Entries taken from a collection:
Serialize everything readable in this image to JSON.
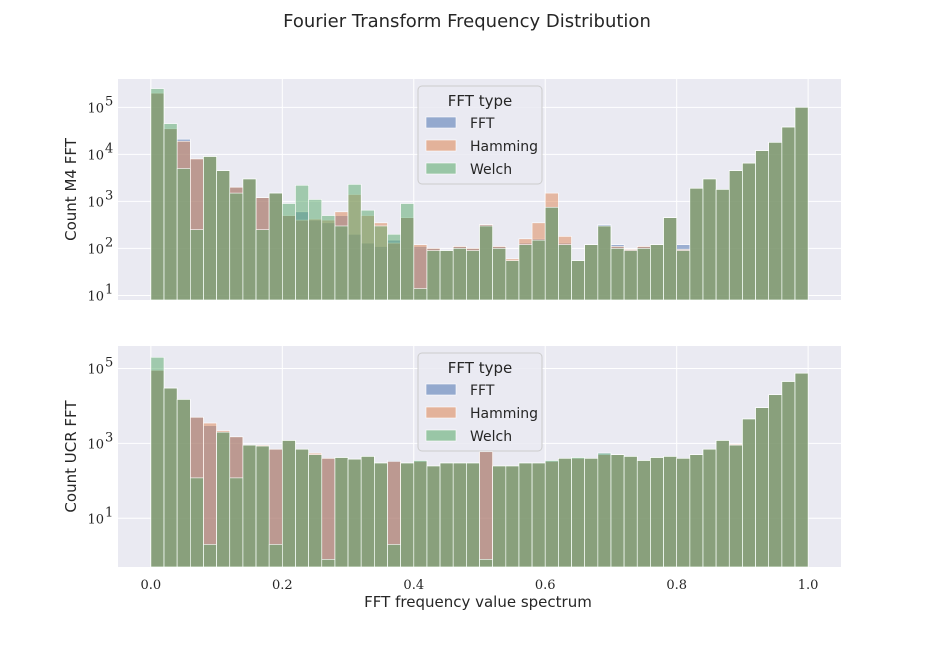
{
  "figure": {
    "title": "Fourier Transform Frequency Distribution",
    "xlabel": "FFT frequency value spectrum"
  },
  "colors": {
    "FFT": "#4c72b0",
    "Hamming": "#dd8452",
    "Welch": "#55a868",
    "axes_bg": "#eaeaf2",
    "grid": "#ffffff"
  },
  "chart_data": [
    {
      "type": "bar",
      "histogram": true,
      "ylabel": "Count M4 FFT",
      "yscale": "log",
      "ylim": [
        8,
        400000
      ],
      "xlim": [
        -0.05,
        1.05
      ],
      "xticks": [
        0.0,
        0.2,
        0.4,
        0.6,
        0.8,
        1.0
      ],
      "xtick_labels": [
        "0.0",
        "0.2",
        "0.4",
        "0.6",
        "0.8",
        "1.0"
      ],
      "yticks": [
        10,
        100,
        1000,
        10000,
        100000
      ],
      "ytick_labels": [
        "10",
        "10",
        "10",
        "10",
        "10"
      ],
      "ytick_exponents": [
        "1",
        "2",
        "3",
        "4",
        "5"
      ],
      "grid": true,
      "bins": 50,
      "bin_range": [
        0.0,
        1.0
      ],
      "legend": {
        "title": "FFT type",
        "placement": "top-center",
        "entries": [
          "FFT",
          "Hamming",
          "Welch"
        ]
      },
      "series": [
        {
          "name": "FFT",
          "values": [
            200000,
            35000,
            21000,
            8000,
            9000,
            4500,
            2000,
            3000,
            1200,
            1500,
            500,
            600,
            400,
            350,
            500,
            200,
            130,
            110,
            150,
            450,
            110,
            100,
            90,
            110,
            100,
            320,
            110,
            55,
            130,
            160,
            750,
            130,
            55,
            120,
            320,
            120,
            95,
            110,
            120,
            450,
            120,
            180,
            120,
            450,
            230,
            1000,
            200,
            190,
            600,
            320
          ]
        },
        {
          "name": "Hamming",
          "values": [
            200000,
            35000,
            19000,
            8000,
            9000,
            4500,
            2000,
            3000,
            1200,
            1500,
            500,
            400,
            420,
            400,
            600,
            1400,
            500,
            350,
            130,
            450,
            120,
            100,
            90,
            110,
            100,
            320,
            110,
            60,
            160,
            350,
            1500,
            180,
            55,
            120,
            300,
            110,
            95,
            110,
            120,
            450,
            95,
            150,
            120,
            420,
            280,
            1800,
            200,
            190,
            550,
            320
          ]
        },
        {
          "name": "Welch",
          "values": [
            250000,
            45000,
            5000,
            250,
            9000,
            4500,
            1500,
            3000,
            250,
            1500,
            900,
            2200,
            1100,
            500,
            300,
            2300,
            650,
            300,
            200,
            900,
            14,
            90,
            90,
            100,
            90,
            300,
            100,
            55,
            120,
            150,
            750,
            120,
            55,
            120,
            300,
            100,
            90,
            100,
            120,
            450,
            90,
            150,
            120,
            420,
            230,
            1000,
            200,
            190,
            500,
            320
          ]
        }
      ],
      "tail_values": [
        1900,
        3000,
        1800,
        4500,
        6500,
        12000,
        18000,
        38000,
        100000
      ],
      "tail_overlay_comment": ""
    },
    {
      "type": "bar",
      "histogram": true,
      "ylabel": "Count UCR FFT",
      "yscale": "log",
      "ylim": [
        0.5,
        400000
      ],
      "xlim": [
        -0.05,
        1.05
      ],
      "xticks": [
        0.0,
        0.2,
        0.4,
        0.6,
        0.8,
        1.0
      ],
      "xtick_labels": [
        "0.0",
        "0.2",
        "0.4",
        "0.6",
        "0.8",
        "1.0"
      ],
      "yticks": [
        10,
        1000,
        100000
      ],
      "ytick_labels": [
        "10",
        "10",
        "10"
      ],
      "ytick_exponents": [
        "1",
        "3",
        "5"
      ],
      "grid": true,
      "bins": 50,
      "bin_range": [
        0.0,
        1.0
      ],
      "legend": {
        "title": "FFT type",
        "placement": "top-center",
        "entries": [
          "FFT",
          "Hamming",
          "Welch"
        ]
      },
      "series": [
        {
          "name": "FFT",
          "values": [
            90000,
            30000,
            15000,
            5000,
            3000,
            2000,
            1500,
            900,
            850,
            700,
            1200,
            700,
            500,
            400,
            420,
            380,
            450,
            300,
            350,
            300,
            350,
            250,
            300,
            300,
            300,
            600,
            250,
            250,
            300,
            300,
            350,
            400,
            420,
            400,
            550,
            500,
            450,
            350,
            420,
            450,
            400,
            500,
            700,
            1200,
            900,
            1100,
            1000,
            1500,
            2000,
            3000
          ]
        },
        {
          "name": "Hamming",
          "values": [
            90000,
            30000,
            15000,
            5000,
            3500,
            2200,
            1500,
            900,
            900,
            700,
            1200,
            700,
            550,
            400,
            420,
            380,
            450,
            300,
            330,
            300,
            330,
            250,
            300,
            300,
            300,
            600,
            250,
            250,
            300,
            300,
            330,
            400,
            400,
            400,
            500,
            500,
            450,
            350,
            420,
            450,
            400,
            500,
            700,
            1200,
            950,
            1200,
            1100,
            1700,
            2300,
            3000
          ]
        },
        {
          "name": "Welch",
          "values": [
            200000,
            30000,
            15000,
            120,
            2,
            2000,
            120,
            900,
            850,
            2,
            1200,
            700,
            500,
            0.8,
            420,
            380,
            450,
            300,
            2,
            300,
            350,
            250,
            300,
            300,
            300,
            0.8,
            250,
            250,
            300,
            300,
            350,
            400,
            420,
            400,
            550,
            500,
            450,
            350,
            420,
            450,
            400,
            500,
            700,
            1200,
            900,
            1100,
            1000,
            1500,
            2000,
            3000
          ]
        }
      ],
      "tail_values": [
        4500,
        9000,
        20000,
        45000,
        75000
      ]
    }
  ]
}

→ **Written task**
Return every line containing "Count".

→ **Written solution**
      "ylabel": "Count M4 FFT",
      "ylabel": "Count UCR FFT",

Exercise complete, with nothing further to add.